„Wer sind Sie denn, sind Sie einer der Entführer?“ – „Natürlich, wer wohl sonst!“

von Redaktion

PROTOKOLL EINES UNGEWÖHNLICHEN TELEFONATS IM MÜNCHNER PRESSEHAUS

Es ist 23.20 Uhr, als das Telefon von Redakteur Thomas Koch klingelt. Tatsächlich ist Entführer Peter K. dran. Er ruft vom Hauptbahnhof aus an, um ein Auge auf das nahe Pressehaus zu haben, wie sich später herausstellt. Das Gespräch im Wortlaut: Entführer: „Das hat alles nicht so geklappt, wie wir uns das vorgestellt haben. Wir wollen nur an das Geld ran, passieren tut nichts.“

Thomas Koch: „Wer sind Sie denn, sind Sie einer der Entführer?“

Entführer: „Natürlich, wer wohl sonst! Können Sie nicht einen Pfarrer zur Übergabe des Geldes schicken? Uns liegt nur am Geld.“

Koch: „Nicht einfach. Wo soll ich jetzt um halb zwölf in der Nacht einen Pfarrer aufgabeln? Und wie weiß ich, dass Sie wirklich der Entführer sind?“

Entführer: „Nennen Sie mir Bedingungen. Was soll Evi auf Band beantworten?

Gegebene Anweisung a ▸ Von wo aus ruft der Entführer laut dem Textausschnitt den Redakteur an?

Quelldaten ▸

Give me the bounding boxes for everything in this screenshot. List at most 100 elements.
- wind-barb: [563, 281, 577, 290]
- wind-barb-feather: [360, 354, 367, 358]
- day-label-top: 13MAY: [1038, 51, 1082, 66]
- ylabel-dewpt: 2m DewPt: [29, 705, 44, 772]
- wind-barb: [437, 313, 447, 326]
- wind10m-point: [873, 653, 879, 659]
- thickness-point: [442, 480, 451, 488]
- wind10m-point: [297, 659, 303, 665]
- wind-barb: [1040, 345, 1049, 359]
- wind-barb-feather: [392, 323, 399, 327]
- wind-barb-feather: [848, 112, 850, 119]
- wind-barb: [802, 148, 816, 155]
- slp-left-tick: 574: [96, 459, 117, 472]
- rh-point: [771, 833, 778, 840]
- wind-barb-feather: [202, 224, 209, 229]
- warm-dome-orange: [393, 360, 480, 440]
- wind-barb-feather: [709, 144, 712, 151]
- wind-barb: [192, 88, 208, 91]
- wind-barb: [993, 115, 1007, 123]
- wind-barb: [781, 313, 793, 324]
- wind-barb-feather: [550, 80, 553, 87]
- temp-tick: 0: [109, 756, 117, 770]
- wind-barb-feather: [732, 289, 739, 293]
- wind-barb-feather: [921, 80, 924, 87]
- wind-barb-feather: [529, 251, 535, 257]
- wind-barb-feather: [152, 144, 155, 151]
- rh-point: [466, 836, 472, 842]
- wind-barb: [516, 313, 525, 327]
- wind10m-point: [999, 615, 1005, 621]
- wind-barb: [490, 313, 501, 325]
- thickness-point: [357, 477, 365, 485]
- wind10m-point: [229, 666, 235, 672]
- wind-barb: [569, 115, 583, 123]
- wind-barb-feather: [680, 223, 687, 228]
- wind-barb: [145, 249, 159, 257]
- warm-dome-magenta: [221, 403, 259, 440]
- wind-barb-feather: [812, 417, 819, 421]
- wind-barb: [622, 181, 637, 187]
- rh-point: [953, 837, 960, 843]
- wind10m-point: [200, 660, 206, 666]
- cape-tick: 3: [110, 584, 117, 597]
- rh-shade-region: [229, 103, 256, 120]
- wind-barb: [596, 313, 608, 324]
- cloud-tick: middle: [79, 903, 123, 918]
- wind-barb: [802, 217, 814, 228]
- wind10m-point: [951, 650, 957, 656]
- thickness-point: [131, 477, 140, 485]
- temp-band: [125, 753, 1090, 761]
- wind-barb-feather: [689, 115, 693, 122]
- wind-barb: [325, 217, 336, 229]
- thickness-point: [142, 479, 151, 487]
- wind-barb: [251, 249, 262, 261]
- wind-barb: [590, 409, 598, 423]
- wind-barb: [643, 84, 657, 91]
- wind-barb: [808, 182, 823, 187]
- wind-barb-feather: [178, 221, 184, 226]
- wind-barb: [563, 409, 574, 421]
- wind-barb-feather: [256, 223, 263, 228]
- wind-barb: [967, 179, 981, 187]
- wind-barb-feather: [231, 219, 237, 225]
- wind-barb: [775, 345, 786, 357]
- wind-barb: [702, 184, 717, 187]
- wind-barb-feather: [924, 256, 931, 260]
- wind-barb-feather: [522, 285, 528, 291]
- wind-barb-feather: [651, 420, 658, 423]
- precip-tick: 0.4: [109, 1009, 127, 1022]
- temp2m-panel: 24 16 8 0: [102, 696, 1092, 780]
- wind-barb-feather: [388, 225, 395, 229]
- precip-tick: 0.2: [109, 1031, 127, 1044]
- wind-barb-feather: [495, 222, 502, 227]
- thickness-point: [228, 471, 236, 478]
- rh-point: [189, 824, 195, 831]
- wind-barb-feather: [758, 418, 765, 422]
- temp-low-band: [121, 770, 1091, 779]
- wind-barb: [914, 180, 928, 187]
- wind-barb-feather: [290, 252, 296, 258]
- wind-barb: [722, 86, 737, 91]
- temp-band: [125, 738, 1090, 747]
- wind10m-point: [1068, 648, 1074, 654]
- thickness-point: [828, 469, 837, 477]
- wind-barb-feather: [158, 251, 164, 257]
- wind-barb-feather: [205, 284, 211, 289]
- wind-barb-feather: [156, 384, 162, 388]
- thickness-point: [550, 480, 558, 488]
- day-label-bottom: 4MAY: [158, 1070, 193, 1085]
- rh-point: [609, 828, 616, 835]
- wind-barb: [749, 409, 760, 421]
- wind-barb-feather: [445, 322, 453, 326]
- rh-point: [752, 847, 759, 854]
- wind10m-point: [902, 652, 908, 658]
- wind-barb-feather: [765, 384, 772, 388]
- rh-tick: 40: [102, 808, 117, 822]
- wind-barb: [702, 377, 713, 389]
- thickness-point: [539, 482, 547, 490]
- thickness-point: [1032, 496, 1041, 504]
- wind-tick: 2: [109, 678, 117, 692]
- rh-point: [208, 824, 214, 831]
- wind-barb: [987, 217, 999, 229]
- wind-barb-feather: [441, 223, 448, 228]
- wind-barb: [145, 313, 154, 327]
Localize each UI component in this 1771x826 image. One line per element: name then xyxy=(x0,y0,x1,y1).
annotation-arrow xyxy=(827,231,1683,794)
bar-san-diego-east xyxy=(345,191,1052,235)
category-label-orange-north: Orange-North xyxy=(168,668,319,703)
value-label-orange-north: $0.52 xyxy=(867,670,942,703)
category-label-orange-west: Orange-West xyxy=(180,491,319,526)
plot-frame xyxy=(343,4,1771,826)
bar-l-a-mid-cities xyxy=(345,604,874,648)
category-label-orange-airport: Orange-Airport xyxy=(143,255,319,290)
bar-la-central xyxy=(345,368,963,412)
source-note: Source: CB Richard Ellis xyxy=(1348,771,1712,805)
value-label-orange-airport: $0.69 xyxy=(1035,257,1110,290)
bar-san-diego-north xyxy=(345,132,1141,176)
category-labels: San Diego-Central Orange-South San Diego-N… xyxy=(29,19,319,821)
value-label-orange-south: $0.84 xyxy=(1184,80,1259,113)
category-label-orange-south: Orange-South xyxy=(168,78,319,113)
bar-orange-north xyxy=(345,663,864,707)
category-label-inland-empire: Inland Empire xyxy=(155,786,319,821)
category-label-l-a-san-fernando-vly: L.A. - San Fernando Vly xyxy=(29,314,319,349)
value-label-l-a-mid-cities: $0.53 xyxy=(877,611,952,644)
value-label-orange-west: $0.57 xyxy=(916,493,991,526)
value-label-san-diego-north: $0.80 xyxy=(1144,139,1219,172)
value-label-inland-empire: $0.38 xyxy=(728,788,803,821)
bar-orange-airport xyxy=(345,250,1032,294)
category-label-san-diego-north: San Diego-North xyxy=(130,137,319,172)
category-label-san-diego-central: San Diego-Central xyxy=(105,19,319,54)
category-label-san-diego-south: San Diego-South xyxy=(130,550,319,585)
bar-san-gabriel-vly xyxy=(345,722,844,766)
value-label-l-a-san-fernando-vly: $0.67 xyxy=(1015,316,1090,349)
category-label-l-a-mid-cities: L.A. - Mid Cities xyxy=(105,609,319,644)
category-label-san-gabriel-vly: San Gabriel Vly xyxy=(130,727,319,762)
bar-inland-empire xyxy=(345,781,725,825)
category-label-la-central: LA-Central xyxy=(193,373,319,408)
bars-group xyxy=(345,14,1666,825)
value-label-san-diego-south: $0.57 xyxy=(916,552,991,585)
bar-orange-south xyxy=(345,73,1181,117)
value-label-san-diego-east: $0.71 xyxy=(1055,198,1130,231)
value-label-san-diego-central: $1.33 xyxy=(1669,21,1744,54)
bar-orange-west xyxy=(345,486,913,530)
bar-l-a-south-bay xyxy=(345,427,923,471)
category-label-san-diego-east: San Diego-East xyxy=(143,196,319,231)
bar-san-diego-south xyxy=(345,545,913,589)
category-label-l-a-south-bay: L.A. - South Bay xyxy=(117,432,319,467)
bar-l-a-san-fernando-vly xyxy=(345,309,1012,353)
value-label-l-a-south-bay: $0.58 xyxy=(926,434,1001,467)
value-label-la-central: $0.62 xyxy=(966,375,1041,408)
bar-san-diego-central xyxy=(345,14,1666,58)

Gegebene Anweisung b ▸ Drucke die Zeilen der Einträge wortgetreu ab, beginnend am Anfang der Einträge und endend mit der Zeile, die „- warm-dome-magenta: [221, 403, 259, 440]“ enthält, diese eingeschlossen.

Korrekte Ausgabe a ▸ Vom Hauptbahnhof aus.

Korrekte Ausgabe b ▸
Give me the bounding boxes for everything in this screenshot. List at most 100 elements.
- wind-barb: [563, 281, 577, 290]
- wind-barb-feather: [360, 354, 367, 358]
- day-label-top: 13MAY: [1038, 51, 1082, 66]
- ylabel-dewpt: 2m DewPt: [29, 705, 44, 772]
- wind-barb: [437, 313, 447, 326]
- wind10m-point: [873, 653, 879, 659]
- thickness-point: [442, 480, 451, 488]
- wind10m-point: [297, 659, 303, 665]
- wind-barb: [1040, 345, 1049, 359]
- wind-barb-feather: [392, 323, 399, 327]
- wind-barb-feather: [848, 112, 850, 119]
- wind-barb: [802, 148, 816, 155]
- slp-left-tick: 574: [96, 459, 117, 472]
- rh-point: [771, 833, 778, 840]
- wind-barb-feather: [202, 224, 209, 229]
- warm-dome-orange: [393, 360, 480, 440]
- wind-barb-feather: [709, 144, 712, 151]
- wind-barb: [192, 88, 208, 91]
- wind-barb: [993, 115, 1007, 123]
- wind-barb: [781, 313, 793, 324]
- wind-barb-feather: [550, 80, 553, 87]
- temp-tick: 0: [109, 756, 117, 770]
- wind-barb-feather: [732, 289, 739, 293]
- wind-barb-feather: [921, 80, 924, 87]
- wind-barb-feather: [529, 251, 535, 257]
- wind-barb-feather: [152, 144, 155, 151]
- rh-point: [466, 836, 472, 842]
- wind-barb: [516, 313, 525, 327]
- wind10m-point: [999, 615, 1005, 621]
- wind-barb: [490, 313, 501, 325]
- thickness-point: [357, 477, 365, 485]
- wind10m-point: [229, 666, 235, 672]
- wind-barb: [569, 115, 583, 123]
- wind-barb-feather: [680, 223, 687, 228]
- wind-barb: [145, 249, 159, 257]
- warm-dome-magenta: [221, 403, 259, 440]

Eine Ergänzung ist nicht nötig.